> **WORK TO COMPLETE**: Select the lines below containing the word "Tirana".
▶
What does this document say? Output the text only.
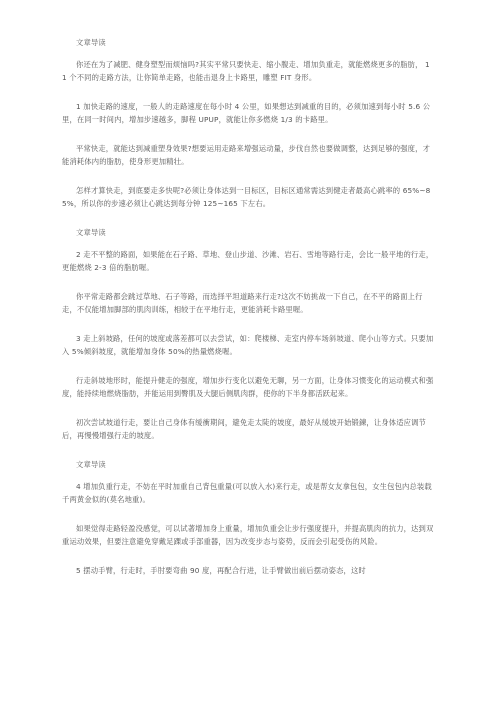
文章导读

你还在为了减肥、健身塑型而烦恼吗?其实平常只要快走、缩小腹走、增加负重走，就能燃烧更多的脂肪， 11 个不同的走路方法，让你简单走路，也能击退身上卡路里，雕塑 FIT 身形。

1 加快走路的速度，一般人的走路速度在每小时 4 公里，如果想达到减重的目的，必须加速到每小时 5.6 公里，在同一时间内，增加步速越多，脚程 UPUP，就能让你多燃烧 1/3 的卡路里。

平常快走，就能达到减重塑身效果?想要运用走路来增强运动量，步伐自然也要做调整，达到足够的强度，才能消耗体内的脂肪，使身形更加精壮。

怎样才算快走，到底要走多快呢?必须让身体达到一目标区，目标区通常需达到健走者最高心跳率的 65%~85%，所以你的步速必须让心跳达到每分钟 125~165 下左右。

文章导读

2 走不平整的路面，如果能在石子路、草地、登山步道、沙滩、岩石、雪地等路行走，会比一般平地的行走，更能燃烧 2-3 倍的脂肪喔。

你平常走路都会跳过草地、石子等路，而选择平坦道路来行走?这次不妨挑战一下自己，在不平的路面上行走，不仅能增加脚部的肌肉训练，相较于在平地行走，更能消耗卡路里喔。

3 走上斜坡路，任何的坡度或落差都可以去尝试，如：爬楼梯、走室内停车场斜坡道、爬小山等方式。只要加入 5%倾斜坡度，就能增加身体 50%的热量燃烧喔。

行走斜坡地形时，能提升健走的强度，增加步行变化以避免无聊，另一方面，让身体习惯变化的运动模式和强度，能持续地燃烧脂肪，并能运用到臀肌及大腿后侧肌肉群，使你的下半身都活跃起来。

初次尝试坡道行走，要让自己身体有缓衝期间，避免走太陡的坡度，最好从缓坡开始锻鍊，让身体适应调节后，再慢慢增强行走的坡度。

文章导读

4 增加负重行走，不妨在平时加重自己背包重量(可以放入水)来行走，或是帮女友拿包包，女生包包内总装载千两黄金似的(莫名地重)。

如果觉得走路轻盈没感觉，可以试著增加身上重量，增加负重会让步行强度提升，并提高肌肉的抗力，达到双重运动效果，但要注意避免穿戴足踝或手部重器，因为改变步态与姿势，反而会引起受伤的风险。

5 摆动手臂，行走时，手肘要弯曲 90 度，再配合行进，让手臂做出前后摆动姿态，这时
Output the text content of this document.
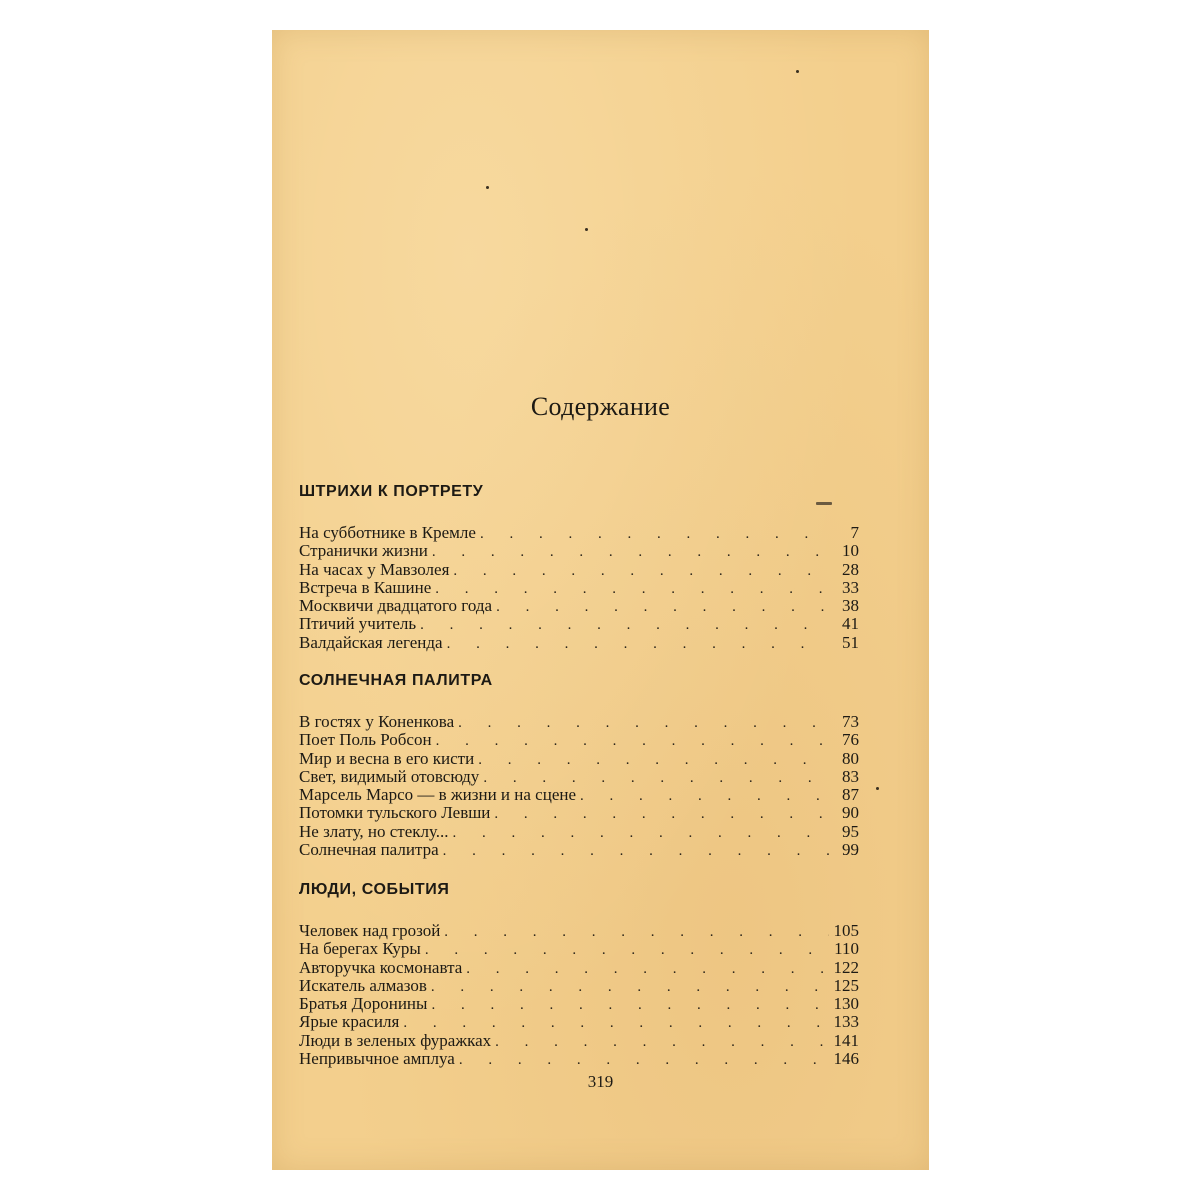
Содержание
ШТРИХИ К ПОРТРЕТУ
На субботнике в Кремле . . .	7
Странички жизни . . .	10
На часах у Мавзолея . . .	28
Встреча в Кашине . . .	33
Москвичи двадцатого года . . .	38
Птичий учитель . . .	41
Валдайская легенда . . .	51
СОЛНЕЧНАЯ ПАЛИТРА
В гостях у Коненкова . . .	73
Поет Поль Робсон . . .	76
Мир и весна в его кисти . . .	80
Свет, видимый отовсюду . . .	83
Марсель Марсо — в жизни и на сцене . . .	87
Потомки тульского Левши . . .	90
Не злату, но стеклу... . . .	95
Солнечная палитра . . .	99
ЛЮДИ, СОБЫТИЯ
Человек над грозой . . .	105
На берегах Куры . . .	110
Авторучка космонавта . . .	122
Искатель алмазов . . .	125
Братья Доронины . . .	130
Ярые красиля . . .	133
Люди в зеленых фуражках . . .	141
Непривычное амплуа . . .	146
319
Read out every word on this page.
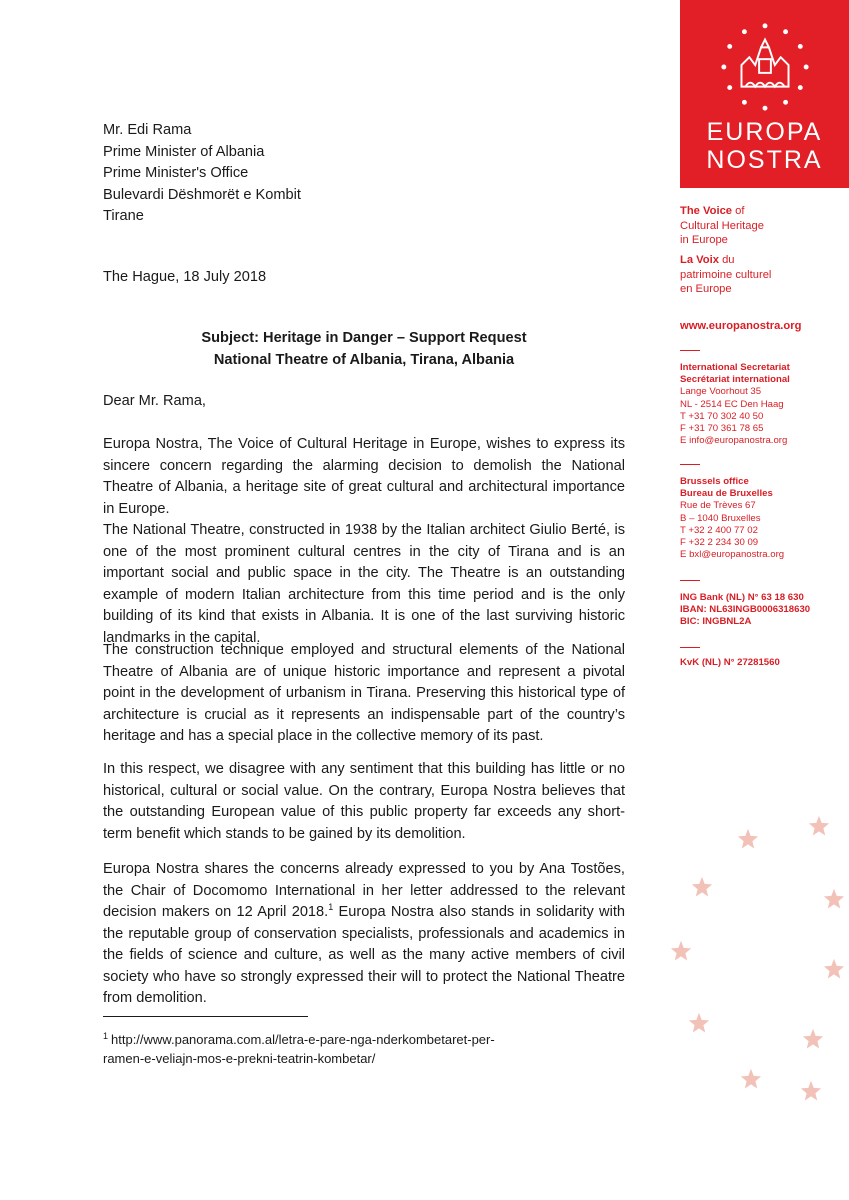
EUROPA
NOSTRA
Mr. Edi Rama
Prime Minister of Albania
Prime Minister's Office
Bulevardi Dëshmorët e Kombit
Tirane
The Hague, 18 July 2018
Subject: Heritage in Danger – Support Request
National Theatre of Albania, Tirana, Albania
Dear Mr. Rama,
Europa Nostra, The Voice of Cultural Heritage in Europe, wishes to express its sincere concern regarding the alarming decision to demolish the National Theatre of Albania, a heritage site of great cultural and architectural importance in Europe.
The National Theatre, constructed in 1938 by the Italian architect Giulio Berté, is one of the most prominent cultural centres in the city of Tirana and is an important social and public space in the city. The Theatre is an outstanding example of modern Italian architecture from this time period and is the only building of its kind that exists in Albania. It is one of the last surviving historic landmarks in the capital.
The construction technique employed and structural elements of the National Theatre of Albania are of unique historic importance and represent a pivotal point in the development of urbanism in Tirana. Preserving this historical type of architecture is crucial as it represents an indispensable part of the country’s heritage and has a special place in the collective memory of its past.
In this respect, we disagree with any sentiment that this building has little or no historical, cultural or social value. On the contrary, Europa Nostra believes that the outstanding European value of this public property far exceeds any short-term benefit which stands to be gained by its demolition.
Europa Nostra shares the concerns already expressed to you by Ana Tostões, the Chair of Docomomo International in her letter addressed to the relevant decision makers on 12 April 2018.$^1$ Europa Nostra also stands in solidarity with the reputable group of conservation specialists, professionals and academics in the fields of science and culture, as well as the many active members of civil society who have so strongly expressed their will to protect the National Theatre from demolition.
$^1$ http://www.panorama.com.al/letra-e-pare-nga-nderkombetaret-per-
ramen-e-veliajn-mos-e-prekni-teatrin-kombetar/
The Voice of
Cultural Heritage
in Europe
La Voix du
patrimoine culturel
en Europe
www.europanostra.org
International Secretariat
Secrétariat international
Lange Voorhout 35
NL - 2514 EC Den Haag
T +31 70 302 40 50
F +31 70 361 78 65
E info@europanostra.org
Brussels office
Bureau de Bruxelles
Rue de Trèves 67
B – 1040 Bruxelles
T +32 2 400 77 02
F +32 2 234 30 09
E bxl@europanostra.org
ING Bank (NL) N° 63 18 630
IBAN: NL63INGB0006318630
BIC: INGBNL2A
KvK (NL) N° 27281560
◀
> **ANSWER**:
National Theatre of Albania, Tirana, Albania
The National Theatre, constructed in 1938 by the Italian architect Giulio Berté, is one of the most prominent cultural centres in the city of Tirana and is an important social and public space in the city. The Theatre is an outstanding example of modern Italian architecture from this time period and is the only building of its kind that exists in Albania. It is one of the last surviving historic landmarks in the capital.
The construction technique employed and structural elements of the National Theatre of Albania are of unique historic importance and represent a pivotal point in the development of urbanism in Tirana. Preserving this historical type of architecture is crucial as it represents an indispensable part of the country’s heritage and has a special place in the collective memory of its past.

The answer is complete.